To do
Will you write out all the entries below exactly?

Data extract

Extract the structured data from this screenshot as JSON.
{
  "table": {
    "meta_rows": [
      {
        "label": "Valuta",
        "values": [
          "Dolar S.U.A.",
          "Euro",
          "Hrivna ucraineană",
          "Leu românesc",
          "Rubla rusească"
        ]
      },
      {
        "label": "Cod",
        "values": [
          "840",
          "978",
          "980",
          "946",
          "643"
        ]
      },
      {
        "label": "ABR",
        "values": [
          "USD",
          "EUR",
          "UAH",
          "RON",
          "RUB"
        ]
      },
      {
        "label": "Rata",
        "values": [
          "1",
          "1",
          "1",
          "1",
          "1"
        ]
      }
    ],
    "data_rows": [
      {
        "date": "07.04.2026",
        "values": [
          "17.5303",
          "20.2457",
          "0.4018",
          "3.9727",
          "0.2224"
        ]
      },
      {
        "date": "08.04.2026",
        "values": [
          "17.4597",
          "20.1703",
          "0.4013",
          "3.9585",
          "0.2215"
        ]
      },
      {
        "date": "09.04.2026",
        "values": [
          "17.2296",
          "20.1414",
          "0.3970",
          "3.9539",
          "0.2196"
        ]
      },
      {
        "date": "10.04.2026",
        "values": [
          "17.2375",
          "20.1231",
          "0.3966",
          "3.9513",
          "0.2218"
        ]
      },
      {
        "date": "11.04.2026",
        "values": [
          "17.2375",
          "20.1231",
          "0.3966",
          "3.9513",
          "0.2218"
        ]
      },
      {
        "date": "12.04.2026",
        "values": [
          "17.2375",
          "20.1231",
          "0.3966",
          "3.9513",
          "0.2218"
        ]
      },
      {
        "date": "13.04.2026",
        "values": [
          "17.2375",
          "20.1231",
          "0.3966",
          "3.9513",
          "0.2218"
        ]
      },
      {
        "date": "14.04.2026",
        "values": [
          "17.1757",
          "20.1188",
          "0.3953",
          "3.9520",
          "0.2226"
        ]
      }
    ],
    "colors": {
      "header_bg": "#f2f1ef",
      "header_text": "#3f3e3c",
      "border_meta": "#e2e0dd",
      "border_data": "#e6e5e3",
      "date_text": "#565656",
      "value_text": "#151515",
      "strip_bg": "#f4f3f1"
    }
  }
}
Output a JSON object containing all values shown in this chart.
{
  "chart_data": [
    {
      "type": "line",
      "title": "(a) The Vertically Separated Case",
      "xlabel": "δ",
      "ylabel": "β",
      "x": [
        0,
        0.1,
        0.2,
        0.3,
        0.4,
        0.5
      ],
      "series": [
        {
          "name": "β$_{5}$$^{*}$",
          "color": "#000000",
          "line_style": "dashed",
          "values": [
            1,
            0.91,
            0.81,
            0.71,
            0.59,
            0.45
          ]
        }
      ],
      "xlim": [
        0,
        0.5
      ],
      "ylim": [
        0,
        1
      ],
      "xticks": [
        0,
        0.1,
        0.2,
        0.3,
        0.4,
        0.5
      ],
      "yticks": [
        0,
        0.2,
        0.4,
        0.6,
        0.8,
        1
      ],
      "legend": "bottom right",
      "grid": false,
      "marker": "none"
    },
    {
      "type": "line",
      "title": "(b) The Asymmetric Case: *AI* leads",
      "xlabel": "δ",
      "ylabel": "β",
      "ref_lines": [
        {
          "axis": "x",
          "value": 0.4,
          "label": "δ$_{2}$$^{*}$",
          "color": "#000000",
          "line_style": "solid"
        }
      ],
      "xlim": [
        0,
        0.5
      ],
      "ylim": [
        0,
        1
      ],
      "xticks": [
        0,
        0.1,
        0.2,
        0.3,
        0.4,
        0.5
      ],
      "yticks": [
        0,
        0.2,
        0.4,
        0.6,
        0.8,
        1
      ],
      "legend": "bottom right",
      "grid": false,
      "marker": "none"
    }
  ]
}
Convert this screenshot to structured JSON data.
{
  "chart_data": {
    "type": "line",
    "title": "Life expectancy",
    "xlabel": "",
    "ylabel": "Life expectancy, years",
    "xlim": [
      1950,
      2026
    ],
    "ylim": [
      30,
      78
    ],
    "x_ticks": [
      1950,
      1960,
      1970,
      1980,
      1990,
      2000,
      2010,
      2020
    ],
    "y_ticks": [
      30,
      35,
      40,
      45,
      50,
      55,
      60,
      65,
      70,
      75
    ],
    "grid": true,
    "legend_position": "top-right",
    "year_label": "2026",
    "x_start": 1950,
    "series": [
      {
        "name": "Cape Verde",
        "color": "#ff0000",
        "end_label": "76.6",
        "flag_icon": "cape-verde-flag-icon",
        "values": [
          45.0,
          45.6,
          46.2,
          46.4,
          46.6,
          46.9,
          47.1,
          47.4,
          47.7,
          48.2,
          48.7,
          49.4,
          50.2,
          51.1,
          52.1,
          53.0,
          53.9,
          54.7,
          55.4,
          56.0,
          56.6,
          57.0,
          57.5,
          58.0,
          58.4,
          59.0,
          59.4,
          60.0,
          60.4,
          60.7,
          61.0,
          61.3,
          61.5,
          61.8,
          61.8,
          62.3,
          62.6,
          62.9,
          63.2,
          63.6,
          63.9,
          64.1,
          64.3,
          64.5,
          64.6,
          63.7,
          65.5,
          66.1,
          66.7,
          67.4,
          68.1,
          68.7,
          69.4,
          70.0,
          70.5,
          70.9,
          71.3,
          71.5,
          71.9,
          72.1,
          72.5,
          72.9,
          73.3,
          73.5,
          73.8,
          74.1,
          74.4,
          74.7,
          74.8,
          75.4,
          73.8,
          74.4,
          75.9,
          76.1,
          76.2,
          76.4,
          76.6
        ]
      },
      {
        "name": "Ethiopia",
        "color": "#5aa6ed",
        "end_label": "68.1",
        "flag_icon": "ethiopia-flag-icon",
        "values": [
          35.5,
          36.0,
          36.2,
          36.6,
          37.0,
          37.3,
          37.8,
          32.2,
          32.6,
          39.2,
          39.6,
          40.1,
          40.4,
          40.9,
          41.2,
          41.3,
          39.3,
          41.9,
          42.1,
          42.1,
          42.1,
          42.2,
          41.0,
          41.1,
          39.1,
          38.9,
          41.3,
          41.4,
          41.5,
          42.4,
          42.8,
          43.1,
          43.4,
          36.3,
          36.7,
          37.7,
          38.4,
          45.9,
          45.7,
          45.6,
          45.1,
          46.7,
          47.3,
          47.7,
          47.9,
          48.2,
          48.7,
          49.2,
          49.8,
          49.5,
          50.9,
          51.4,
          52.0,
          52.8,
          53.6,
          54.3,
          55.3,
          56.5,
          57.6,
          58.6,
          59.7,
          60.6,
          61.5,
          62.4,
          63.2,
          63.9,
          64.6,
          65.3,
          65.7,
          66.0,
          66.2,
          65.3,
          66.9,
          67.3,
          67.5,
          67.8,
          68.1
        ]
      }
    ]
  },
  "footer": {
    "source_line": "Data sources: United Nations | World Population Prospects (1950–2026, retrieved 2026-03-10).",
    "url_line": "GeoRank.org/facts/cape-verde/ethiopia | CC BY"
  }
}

Final answer
Extract the structured data from this screenshot as JSON.
{
  "table": {
    "meta_rows": [
      {
        "label": "Valuta",
        "values": [
          "Dolar S.U.A.",
          "Euro",
          "Hrivna ucraineană",
          "Leu românesc",
          "Rubla rusească"
        ]
      },
      {
        "label": "Cod",
        "values": [
          "840",
          "978",
          "980",
          "946",
          "643"
        ]
      },
      {
        "label": "ABR",
        "values": [
          "USD",
          "EUR",
          "UAH",
          "RON",
          "RUB"
        ]
      },
      {
        "label": "Rata",
        "values": [
          "1",
          "1",
          "1",
          "1",
          "1"
        ]
      }
    ],
    "data_rows": [
      {
        "date": "07.04.2026",
        "values": [
          "17.5303",
          "20.2457",
          "0.4018",
          "3.9727",
          "0.2224"
        ]
      },
      {
        "date": "08.04.2026",
        "values": [
          "17.4597",
          "20.1703",
          "0.4013",
          "3.9585",
          "0.2215"
        ]
      },
      {
        "date": "09.04.2026",
        "values": [
          "17.2296",
          "20.1414",
          "0.3970",
          "3.9539",
          "0.2196"
        ]
      },
      {
        "date": "10.04.2026",
        "values": [
          "17.2375",
          "20.1231",
          "0.3966",
          "3.9513",
          "0.2218"
        ]
      },
      {
        "date": "11.04.2026",
        "values": [
          "17.2375",
          "20.1231",
          "0.3966",
          "3.9513",
          "0.2218"
        ]
      },
      {
        "date": "12.04.2026",
        "values": [
          "17.2375",
          "20.1231",
          "0.3966",
          "3.9513",
          "0.2218"
        ]
      },
      {
        "date": "13.04.2026",
        "values": [
          "17.2375",
          "20.1231",
          "0.3966",
          "3.9513",
          "0.2218"
        ]
      },
      {
        "date": "14.04.2026",
        "values": [
          "17.1757",
          "20.1188",
          "0.3953",
          "3.9520",
          "0.2226"
        ]
      }
    ],
    "colors": {
      "header_bg": "#f2f1ef",
      "header_text": "#3f3e3c",
      "border_meta": "#e2e0dd",
      "border_data": "#e6e5e3",
      "date_text": "#565656",
      "value_text": "#151515",
      "strip_bg": "#f4f3f1"
    }
  }
}
Output a JSON object containing all values shown in this chart.
{
  "chart_data": [
    {
      "type": "line",
      "title": "(a) The Vertically Separated Case",
      "xlabel": "δ",
      "ylabel": "β",
      "x": [
        0,
        0.1,
        0.2,
        0.3,
        0.4,
        0.5
      ],
      "series": [
        {
          "name": "β$_{5}$$^{*}$",
          "color": "#000000",
          "line_style": "dashed",
          "values": [
            1,
            0.91,
            0.81,
            0.71,
            0.59,
            0.45
          ]
        }
      ],
      "xlim": [
        0,
        0.5
      ],
      "ylim": [
        0,
        1
      ],
      "xticks": [
        0,
        0.1,
        0.2,
        0.3,
        0.4,
        0.5
      ],
      "yticks": [
        0,
        0.2,
        0.4,
        0.6,
        0.8,
        1
      ],
      "legend": "bottom right",
      "grid": false,
      "marker": "none"
    },
    {
      "type": "line",
      "title": "(b) The Asymmetric Case: *AI* leads",
      "xlabel": "δ",
      "ylabel": "β",
      "ref_lines": [
        {
          "axis": "x",
          "value": 0.4,
          "label": "δ$_{2}$$^{*}$",
          "color": "#000000",
          "line_style": "solid"
        }
      ],
      "xlim": [
        0,
        0.5
      ],
      "ylim": [
        0,
        1
      ],
      "xticks": [
        0,
        0.1,
        0.2,
        0.3,
        0.4,
        0.5
      ],
      "yticks": [
        0,
        0.2,
        0.4,
        0.6,
        0.8,
        1
      ],
      "legend": "bottom right",
      "grid": false,
      "marker": "none"
    }
  ]
}
Convert this screenshot to structured JSON data.
{
  "chart_data": {
    "type": "line",
    "title": "Life expectancy",
    "xlabel": "",
    "ylabel": "Life expectancy, years",
    "xlim": [
      1950,
      2026
    ],
    "ylim": [
      30,
      78
    ],
    "x_ticks": [
      1950,
      1960,
      1970,
      1980,
      1990,
      2000,
      2010,
      2020
    ],
    "y_ticks": [
      30,
      35,
      40,
      45,
      50,
      55,
      60,
      65,
      70,
      75
    ],
    "grid": true,
    "legend_position": "top-right",
    "year_label": "2026",
    "x_start": 1950,
    "series": [
      {
        "name": "Cape Verde",
        "color": "#ff0000",
        "end_label": "76.6",
        "flag_icon": "cape-verde-flag-icon",
        "values": [
          45.0,
          45.6,
          46.2,
          46.4,
          46.6,
          46.9,
          47.1,
          47.4,
          47.7,
          48.2,
          48.7,
          49.4,
          50.2,
          51.1,
          52.1,
          53.0,
          53.9,
          54.7,
          55.4,
          56.0,
          56.6,
          57.0,
          57.5,
          58.0,
          58.4,
          59.0,
          59.4,
          60.0,
          60.4,
          60.7,
          61.0,
          61.3,
          61.5,
          61.8,
          61.8,
          62.3,
          62.6,
          62.9,
          63.2,
          63.6,
          63.9,
          64.1,
          64.3,
          64.5,
          64.6,
          63.7,
          65.5,
          66.1,
          66.7,
          67.4,
          68.1,
          68.7,
          69.4,
          70.0,
          70.5,
          70.9,
          71.3,
          71.5,
          71.9,
          72.1,
          72.5,
          72.9,
          73.3,
          73.5,
          73.8,
          74.1,
          74.4,
          74.7,
          74.8,
          75.4,
          73.8,
          74.4,
          75.9,
          76.1,
          76.2,
          76.4,
          76.6
        ]
      },
      {
        "name": "Ethiopia",
        "color": "#5aa6ed",
        "end_label": "68.1",
        "flag_icon": "ethiopia-flag-icon",
        "values": [
          35.5,
          36.0,
          36.2,
          36.6,
          37.0,
          37.3,
          37.8,
          32.2,
          32.6,
          39.2,
          39.6,
          40.1,
          40.4,
          40.9,
          41.2,
          41.3,
          39.3,
          41.9,
          42.1,
          42.1,
          42.1,
          42.2,
          41.0,
          41.1,
          39.1,
          38.9,
          41.3,
          41.4,
          41.5,
          42.4,
          42.8,
          43.1,
          43.4,
          36.3,
          36.7,
          37.7,
          38.4,
          45.9,
          45.7,
          45.6,
          45.1,
          46.7,
          47.3,
          47.7,
          47.9,
          48.2,
          48.7,
          49.2,
          49.8,
          49.5,
          50.9,
          51.4,
          52.0,
          52.8,
          53.6,
          54.3,
          55.3,
          56.5,
          57.6,
          58.6,
          59.7,
          60.6,
          61.5,
          62.4,
          63.2,
          63.9,
          64.6,
          65.3,
          65.7,
          66.0,
          66.2,
          65.3,
          66.9,
          67.3,
          67.5,
          67.8,
          68.1
        ]
      }
    ]
  },
  "footer": {
    "source_line": "Data sources: United Nations | World Population Prospects (1950–2026, retrieved 2026-03-10).",
    "url_line": "GeoRank.org/facts/cape-verde/ethiopia | CC BY"
  }
}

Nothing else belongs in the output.